Material.
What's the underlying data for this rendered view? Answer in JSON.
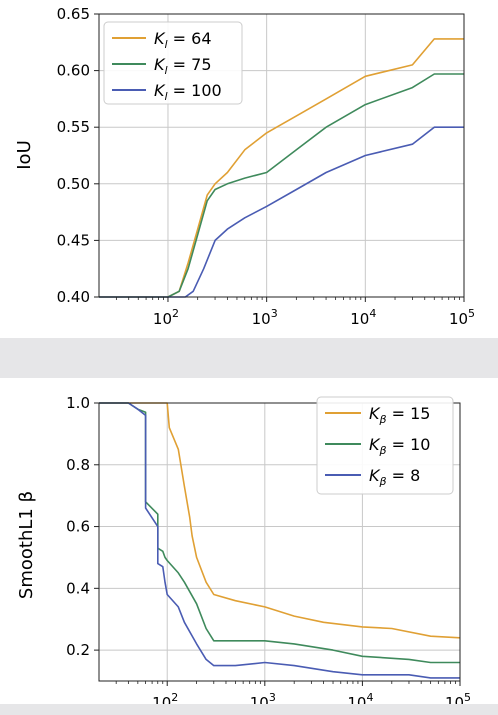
{
  "chart_data": [
    {
      "type": "line",
      "title": "",
      "xlabel": "",
      "ylabel": "IoU",
      "x_scale": "log",
      "xlim": [
        20,
        100000
      ],
      "ylim": [
        0.4,
        0.65
      ],
      "grid": true,
      "legend_position": "top-left",
      "x_ticks": [
        {
          "value": 100,
          "base": "10",
          "exp": "2"
        },
        {
          "value": 1000,
          "base": "10",
          "exp": "3"
        },
        {
          "value": 10000,
          "base": "10",
          "exp": "4"
        },
        {
          "value": 100000,
          "base": "10",
          "exp": "5"
        }
      ],
      "y_ticks": [
        {
          "value": 0.4,
          "label": "0.40"
        },
        {
          "value": 0.45,
          "label": "0.45"
        },
        {
          "value": 0.5,
          "label": "0.50"
        },
        {
          "value": 0.55,
          "label": "0.55"
        },
        {
          "value": 0.6,
          "label": "0.60"
        },
        {
          "value": 0.65,
          "label": "0.65"
        }
      ],
      "series": [
        {
          "name": "K_l = 64",
          "symbol": "K",
          "sub": "l",
          "rhs": "= 64",
          "color": "#e0a034",
          "x": [
            20,
            100,
            130,
            160,
            200,
            250,
            300,
            400,
            600,
            1000,
            2000,
            4000,
            10000,
            30000,
            50000,
            100000
          ],
          "y": [
            0.4,
            0.4,
            0.405,
            0.43,
            0.46,
            0.49,
            0.5,
            0.51,
            0.53,
            0.545,
            0.56,
            0.575,
            0.595,
            0.605,
            0.628,
            0.628
          ]
        },
        {
          "name": "K_l = 75",
          "symbol": "K",
          "sub": "l",
          "rhs": "= 75",
          "color": "#3f8a5c",
          "x": [
            20,
            100,
            130,
            160,
            200,
            250,
            300,
            400,
            600,
            1000,
            2000,
            4000,
            10000,
            30000,
            50000,
            100000
          ],
          "y": [
            0.4,
            0.4,
            0.405,
            0.425,
            0.455,
            0.485,
            0.495,
            0.5,
            0.505,
            0.51,
            0.53,
            0.55,
            0.57,
            0.585,
            0.597,
            0.597
          ]
        },
        {
          "name": "K_l = 100",
          "symbol": "K",
          "sub": "l",
          "rhs": "= 100",
          "color": "#4a5cb3",
          "x": [
            20,
            100,
            150,
            180,
            230,
            300,
            400,
            600,
            1000,
            2000,
            4000,
            10000,
            30000,
            50000,
            100000
          ],
          "y": [
            0.4,
            0.4,
            0.4,
            0.405,
            0.425,
            0.45,
            0.46,
            0.47,
            0.48,
            0.495,
            0.51,
            0.525,
            0.535,
            0.55,
            0.55
          ]
        }
      ]
    },
    {
      "type": "line",
      "title": "",
      "xlabel": "",
      "ylabel": "SmoothL1 β",
      "x_scale": "log",
      "xlim": [
        20,
        100000
      ],
      "ylim": [
        0.1,
        1.0
      ],
      "grid": true,
      "legend_position": "top-right",
      "x_ticks": [
        {
          "value": 100,
          "base": "10",
          "exp": "2"
        },
        {
          "value": 1000,
          "base": "10",
          "exp": "3"
        },
        {
          "value": 10000,
          "base": "10",
          "exp": "4"
        },
        {
          "value": 100000,
          "base": "10",
          "exp": "5"
        }
      ],
      "y_ticks": [
        {
          "value": 0.2,
          "label": "0.2"
        },
        {
          "value": 0.4,
          "label": "0.4"
        },
        {
          "value": 0.6,
          "label": "0.6"
        },
        {
          "value": 0.8,
          "label": "0.8"
        },
        {
          "value": 1.0,
          "label": "1.0"
        }
      ],
      "series": [
        {
          "name": "K_β = 15",
          "symbol": "K",
          "sub": "β",
          "rhs": "= 15",
          "color": "#e0a034",
          "x": [
            20,
            100,
            105,
            130,
            150,
            170,
            180,
            200,
            250,
            300,
            500,
            1000,
            2000,
            4000,
            10000,
            20000,
            50000,
            100000
          ],
          "y": [
            1.0,
            1.0,
            0.92,
            0.85,
            0.73,
            0.63,
            0.57,
            0.5,
            0.42,
            0.38,
            0.36,
            0.34,
            0.31,
            0.29,
            0.275,
            0.27,
            0.245,
            0.24
          ]
        },
        {
          "name": "K_β = 10",
          "symbol": "K",
          "sub": "β",
          "rhs": "= 10",
          "color": "#3f8a5c",
          "x": [
            20,
            40,
            50,
            60,
            60.01,
            80,
            80.01,
            90,
            95,
            100,
            130,
            150,
            200,
            250,
            300,
            500,
            1000,
            2000,
            5000,
            10000,
            30000,
            50000,
            100000
          ],
          "y": [
            1.0,
            1.0,
            0.98,
            0.97,
            0.68,
            0.64,
            0.53,
            0.52,
            0.5,
            0.49,
            0.45,
            0.42,
            0.35,
            0.27,
            0.23,
            0.23,
            0.23,
            0.22,
            0.2,
            0.18,
            0.17,
            0.16,
            0.16
          ]
        },
        {
          "name": "K_β = 8",
          "symbol": "K",
          "sub": "β",
          "rhs": "= 8",
          "color": "#4a5cb3",
          "x": [
            20,
            40,
            50,
            60,
            60.01,
            80,
            80.01,
            90,
            95,
            100,
            130,
            150,
            200,
            250,
            300,
            500,
            1000,
            2000,
            5000,
            10000,
            30000,
            50000,
            100000
          ],
          "y": [
            1.0,
            1.0,
            0.98,
            0.96,
            0.66,
            0.6,
            0.48,
            0.47,
            0.42,
            0.38,
            0.34,
            0.29,
            0.22,
            0.17,
            0.15,
            0.15,
            0.16,
            0.15,
            0.13,
            0.12,
            0.12,
            0.11,
            0.11
          ]
        }
      ]
    }
  ]
}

Request. Give all the entries again exactly, dropping each picture.

Written response.
What's the underlying data for this rendered view? Answer in JSON.
{
  "chart_data": [
    {
      "type": "line",
      "title": "",
      "xlabel": "",
      "ylabel": "IoU",
      "x_scale": "log",
      "xlim": [
        20,
        100000
      ],
      "ylim": [
        0.4,
        0.65
      ],
      "grid": true,
      "legend_position": "top-left",
      "x_ticks": [
        {
          "value": 100,
          "base": "10",
          "exp": "2"
        },
        {
          "value": 1000,
          "base": "10",
          "exp": "3"
        },
        {
          "value": 10000,
          "base": "10",
          "exp": "4"
        },
        {
          "value": 100000,
          "base": "10",
          "exp": "5"
        }
      ],
      "y_ticks": [
        {
          "value": 0.4,
          "label": "0.40"
        },
        {
          "value": 0.45,
          "label": "0.45"
        },
        {
          "value": 0.5,
          "label": "0.50"
        },
        {
          "value": 0.55,
          "label": "0.55"
        },
        {
          "value": 0.6,
          "label": "0.60"
        },
        {
          "value": 0.65,
          "label": "0.65"
        }
      ],
      "series": [
        {
          "name": "K_l = 64",
          "symbol": "K",
          "sub": "l",
          "rhs": "= 64",
          "color": "#e0a034",
          "x": [
            20,
            100,
            130,
            160,
            200,
            250,
            300,
            400,
            600,
            1000,
            2000,
            4000,
            10000,
            30000,
            50000,
            100000
          ],
          "y": [
            0.4,
            0.4,
            0.405,
            0.43,
            0.46,
            0.49,
            0.5,
            0.51,
            0.53,
            0.545,
            0.56,
            0.575,
            0.595,
            0.605,
            0.628,
            0.628
          ]
        },
        {
          "name": "K_l = 75",
          "symbol": "K",
          "sub": "l",
          "rhs": "= 75",
          "color": "#3f8a5c",
          "x": [
            20,
            100,
            130,
            160,
            200,
            250,
            300,
            400,
            600,
            1000,
            2000,
            4000,
            10000,
            30000,
            50000,
            100000
          ],
          "y": [
            0.4,
            0.4,
            0.405,
            0.425,
            0.455,
            0.485,
            0.495,
            0.5,
            0.505,
            0.51,
            0.53,
            0.55,
            0.57,
            0.585,
            0.597,
            0.597
          ]
        },
        {
          "name": "K_l = 100",
          "symbol": "K",
          "sub": "l",
          "rhs": "= 100",
          "color": "#4a5cb3",
          "x": [
            20,
            100,
            150,
            180,
            230,
            300,
            400,
            600,
            1000,
            2000,
            4000,
            10000,
            30000,
            50000,
            100000
          ],
          "y": [
            0.4,
            0.4,
            0.4,
            0.405,
            0.425,
            0.45,
            0.46,
            0.47,
            0.48,
            0.495,
            0.51,
            0.525,
            0.535,
            0.55,
            0.55
          ]
        }
      ]
    },
    {
      "type": "line",
      "title": "",
      "xlabel": "",
      "ylabel": "SmoothL1 β",
      "x_scale": "log",
      "xlim": [
        20,
        100000
      ],
      "ylim": [
        0.1,
        1.0
      ],
      "grid": true,
      "legend_position": "top-right",
      "x_ticks": [
        {
          "value": 100,
          "base": "10",
          "exp": "2"
        },
        {
          "value": 1000,
          "base": "10",
          "exp": "3"
        },
        {
          "value": 10000,
          "base": "10",
          "exp": "4"
        },
        {
          "value": 100000,
          "base": "10",
          "exp": "5"
        }
      ],
      "y_ticks": [
        {
          "value": 0.2,
          "label": "0.2"
        },
        {
          "value": 0.4,
          "label": "0.4"
        },
        {
          "value": 0.6,
          "label": "0.6"
        },
        {
          "value": 0.8,
          "label": "0.8"
        },
        {
          "value": 1.0,
          "label": "1.0"
        }
      ],
      "series": [
        {
          "name": "K_β = 15",
          "symbol": "K",
          "sub": "β",
          "rhs": "= 15",
          "color": "#e0a034",
          "x": [
            20,
            100,
            105,
            130,
            150,
            170,
            180,
            200,
            250,
            300,
            500,
            1000,
            2000,
            4000,
            10000,
            20000,
            50000,
            100000
          ],
          "y": [
            1.0,
            1.0,
            0.92,
            0.85,
            0.73,
            0.63,
            0.57,
            0.5,
            0.42,
            0.38,
            0.36,
            0.34,
            0.31,
            0.29,
            0.275,
            0.27,
            0.245,
            0.24
          ]
        },
        {
          "name": "K_β = 10",
          "symbol": "K",
          "sub": "β",
          "rhs": "= 10",
          "color": "#3f8a5c",
          "x": [
            20,
            40,
            50,
            60,
            60.01,
            80,
            80.01,
            90,
            95,
            100,
            130,
            150,
            200,
            250,
            300,
            500,
            1000,
            2000,
            5000,
            10000,
            30000,
            50000,
            100000
          ],
          "y": [
            1.0,
            1.0,
            0.98,
            0.97,
            0.68,
            0.64,
            0.53,
            0.52,
            0.5,
            0.49,
            0.45,
            0.42,
            0.35,
            0.27,
            0.23,
            0.23,
            0.23,
            0.22,
            0.2,
            0.18,
            0.17,
            0.16,
            0.16
          ]
        },
        {
          "name": "K_β = 8",
          "symbol": "K",
          "sub": "β",
          "rhs": "= 8",
          "color": "#4a5cb3",
          "x": [
            20,
            40,
            50,
            60,
            60.01,
            80,
            80.01,
            90,
            95,
            100,
            130,
            150,
            200,
            250,
            300,
            500,
            1000,
            2000,
            5000,
            10000,
            30000,
            50000,
            100000
          ],
          "y": [
            1.0,
            1.0,
            0.98,
            0.96,
            0.66,
            0.6,
            0.48,
            0.47,
            0.42,
            0.38,
            0.34,
            0.29,
            0.22,
            0.17,
            0.15,
            0.15,
            0.16,
            0.15,
            0.13,
            0.12,
            0.12,
            0.11,
            0.11
          ]
        }
      ]
    }
  ]
}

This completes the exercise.